ENTRIES SUPPLIED:
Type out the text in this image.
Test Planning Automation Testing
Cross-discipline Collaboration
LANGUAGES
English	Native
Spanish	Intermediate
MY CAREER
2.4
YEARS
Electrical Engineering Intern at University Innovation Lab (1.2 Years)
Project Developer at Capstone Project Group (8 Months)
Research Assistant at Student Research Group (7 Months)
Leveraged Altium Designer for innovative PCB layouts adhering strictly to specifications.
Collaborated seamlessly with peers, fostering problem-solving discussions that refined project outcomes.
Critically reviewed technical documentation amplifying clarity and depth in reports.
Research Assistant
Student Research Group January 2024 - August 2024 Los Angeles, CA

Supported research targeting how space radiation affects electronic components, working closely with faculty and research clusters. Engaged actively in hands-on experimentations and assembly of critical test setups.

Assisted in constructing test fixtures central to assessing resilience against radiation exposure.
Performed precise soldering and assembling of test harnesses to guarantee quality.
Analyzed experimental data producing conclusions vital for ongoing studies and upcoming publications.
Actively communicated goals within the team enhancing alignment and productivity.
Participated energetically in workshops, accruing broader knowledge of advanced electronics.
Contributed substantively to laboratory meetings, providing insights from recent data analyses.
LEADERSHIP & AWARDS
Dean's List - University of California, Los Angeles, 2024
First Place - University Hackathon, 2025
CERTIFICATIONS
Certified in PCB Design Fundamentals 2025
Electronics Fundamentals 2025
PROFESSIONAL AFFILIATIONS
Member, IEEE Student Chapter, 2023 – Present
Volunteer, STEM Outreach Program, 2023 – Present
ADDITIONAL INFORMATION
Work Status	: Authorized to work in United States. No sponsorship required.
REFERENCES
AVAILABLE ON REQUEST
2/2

==

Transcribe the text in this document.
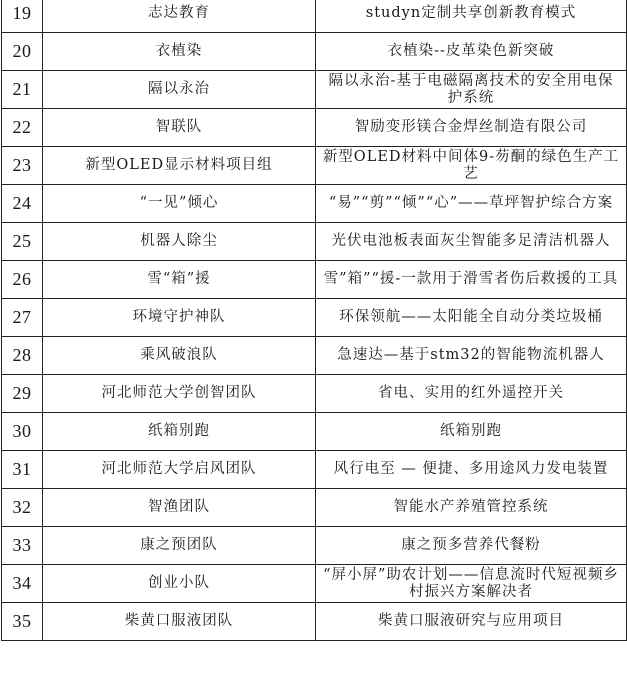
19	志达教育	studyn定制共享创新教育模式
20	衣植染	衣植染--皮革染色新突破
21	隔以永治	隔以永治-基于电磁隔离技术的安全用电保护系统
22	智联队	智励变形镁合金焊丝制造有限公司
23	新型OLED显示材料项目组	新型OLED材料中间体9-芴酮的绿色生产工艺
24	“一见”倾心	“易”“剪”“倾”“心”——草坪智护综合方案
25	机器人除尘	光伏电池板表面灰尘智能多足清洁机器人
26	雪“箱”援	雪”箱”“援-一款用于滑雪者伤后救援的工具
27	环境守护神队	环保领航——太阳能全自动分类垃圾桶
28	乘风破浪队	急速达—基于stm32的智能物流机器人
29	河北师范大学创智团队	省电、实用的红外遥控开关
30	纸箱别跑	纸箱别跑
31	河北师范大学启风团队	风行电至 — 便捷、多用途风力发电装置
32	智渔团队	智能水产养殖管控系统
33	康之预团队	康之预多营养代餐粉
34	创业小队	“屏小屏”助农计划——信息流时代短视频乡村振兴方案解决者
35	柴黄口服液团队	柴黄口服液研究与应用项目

EXERCISE OBJECTIVE:
Copy each line of the listing that holds the word "Fundamentals".

RESULT:
Certified in PCB Design Fundamentals 2025
Electronics Fundamentals 2025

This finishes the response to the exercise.